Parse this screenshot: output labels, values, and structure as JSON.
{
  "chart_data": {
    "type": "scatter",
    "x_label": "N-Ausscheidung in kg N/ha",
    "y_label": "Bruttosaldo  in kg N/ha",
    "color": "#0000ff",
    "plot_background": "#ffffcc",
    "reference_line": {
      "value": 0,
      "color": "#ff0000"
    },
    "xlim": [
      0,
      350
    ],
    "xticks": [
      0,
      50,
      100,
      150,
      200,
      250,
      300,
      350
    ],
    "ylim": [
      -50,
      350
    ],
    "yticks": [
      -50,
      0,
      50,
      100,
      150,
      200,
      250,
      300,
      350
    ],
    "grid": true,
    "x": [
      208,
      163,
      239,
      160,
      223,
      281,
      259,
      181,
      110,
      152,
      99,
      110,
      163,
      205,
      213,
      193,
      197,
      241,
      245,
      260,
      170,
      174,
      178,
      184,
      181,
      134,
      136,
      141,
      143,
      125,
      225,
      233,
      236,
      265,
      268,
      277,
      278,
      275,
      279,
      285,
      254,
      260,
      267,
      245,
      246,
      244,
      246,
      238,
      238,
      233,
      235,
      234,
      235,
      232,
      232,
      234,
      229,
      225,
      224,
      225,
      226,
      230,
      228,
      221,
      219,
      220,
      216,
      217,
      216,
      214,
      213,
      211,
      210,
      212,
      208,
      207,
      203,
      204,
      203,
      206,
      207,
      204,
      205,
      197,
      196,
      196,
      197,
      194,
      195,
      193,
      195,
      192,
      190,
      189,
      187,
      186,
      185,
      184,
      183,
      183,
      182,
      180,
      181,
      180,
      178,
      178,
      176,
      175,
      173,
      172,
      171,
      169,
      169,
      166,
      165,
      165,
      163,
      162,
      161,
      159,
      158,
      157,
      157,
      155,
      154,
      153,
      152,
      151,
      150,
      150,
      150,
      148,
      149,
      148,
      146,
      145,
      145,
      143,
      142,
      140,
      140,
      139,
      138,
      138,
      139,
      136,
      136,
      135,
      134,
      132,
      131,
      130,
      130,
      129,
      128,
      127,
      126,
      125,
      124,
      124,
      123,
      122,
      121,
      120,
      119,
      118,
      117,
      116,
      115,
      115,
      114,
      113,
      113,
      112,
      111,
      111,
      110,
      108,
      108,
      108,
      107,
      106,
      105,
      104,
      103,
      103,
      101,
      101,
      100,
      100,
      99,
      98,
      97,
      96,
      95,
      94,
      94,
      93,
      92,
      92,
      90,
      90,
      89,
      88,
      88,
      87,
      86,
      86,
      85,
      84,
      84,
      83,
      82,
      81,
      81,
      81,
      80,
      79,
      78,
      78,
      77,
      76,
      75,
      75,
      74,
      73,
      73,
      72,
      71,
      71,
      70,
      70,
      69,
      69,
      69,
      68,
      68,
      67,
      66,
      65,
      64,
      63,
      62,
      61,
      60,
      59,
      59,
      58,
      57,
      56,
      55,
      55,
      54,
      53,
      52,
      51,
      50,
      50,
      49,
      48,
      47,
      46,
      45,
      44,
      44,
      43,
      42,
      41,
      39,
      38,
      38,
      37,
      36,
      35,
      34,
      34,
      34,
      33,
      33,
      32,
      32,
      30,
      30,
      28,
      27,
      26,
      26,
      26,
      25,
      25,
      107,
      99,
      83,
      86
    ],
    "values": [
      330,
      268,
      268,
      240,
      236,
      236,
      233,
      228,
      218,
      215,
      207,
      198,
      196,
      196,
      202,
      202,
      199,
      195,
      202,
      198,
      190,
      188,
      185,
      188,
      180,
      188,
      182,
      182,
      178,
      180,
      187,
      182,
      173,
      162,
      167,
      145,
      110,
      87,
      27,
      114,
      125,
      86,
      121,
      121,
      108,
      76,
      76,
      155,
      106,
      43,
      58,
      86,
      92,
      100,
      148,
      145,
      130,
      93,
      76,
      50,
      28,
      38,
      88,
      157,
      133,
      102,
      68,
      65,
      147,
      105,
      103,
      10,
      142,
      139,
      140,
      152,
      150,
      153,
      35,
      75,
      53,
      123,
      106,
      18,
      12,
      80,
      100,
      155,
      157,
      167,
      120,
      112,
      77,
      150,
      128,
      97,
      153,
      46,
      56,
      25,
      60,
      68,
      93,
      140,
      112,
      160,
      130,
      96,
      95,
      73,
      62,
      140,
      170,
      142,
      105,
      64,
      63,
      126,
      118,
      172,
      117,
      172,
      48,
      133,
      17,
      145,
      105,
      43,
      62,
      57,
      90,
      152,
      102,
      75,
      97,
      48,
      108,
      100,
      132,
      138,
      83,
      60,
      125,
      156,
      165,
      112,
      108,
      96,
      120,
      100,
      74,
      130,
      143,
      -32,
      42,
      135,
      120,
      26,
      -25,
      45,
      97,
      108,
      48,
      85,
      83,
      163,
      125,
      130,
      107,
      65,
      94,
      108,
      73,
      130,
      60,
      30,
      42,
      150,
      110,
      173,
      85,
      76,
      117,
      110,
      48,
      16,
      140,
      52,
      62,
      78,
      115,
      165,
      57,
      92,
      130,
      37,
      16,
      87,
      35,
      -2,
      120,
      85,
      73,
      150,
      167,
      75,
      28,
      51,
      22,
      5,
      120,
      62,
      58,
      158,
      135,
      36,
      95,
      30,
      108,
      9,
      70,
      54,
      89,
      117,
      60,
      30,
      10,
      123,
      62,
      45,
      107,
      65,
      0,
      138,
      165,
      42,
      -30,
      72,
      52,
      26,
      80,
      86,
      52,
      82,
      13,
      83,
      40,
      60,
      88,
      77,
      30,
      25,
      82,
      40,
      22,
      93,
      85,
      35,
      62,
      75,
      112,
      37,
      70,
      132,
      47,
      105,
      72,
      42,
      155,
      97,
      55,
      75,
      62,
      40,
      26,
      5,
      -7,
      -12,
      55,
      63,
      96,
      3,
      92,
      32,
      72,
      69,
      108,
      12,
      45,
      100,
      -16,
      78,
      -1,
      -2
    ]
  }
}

### AIM:
Track down all lines above with the string "values" and copy them.

### RESULT OF THE EXERCISE:
Parse this screenshot: output labels, values, and structure as JSON.
    "values": [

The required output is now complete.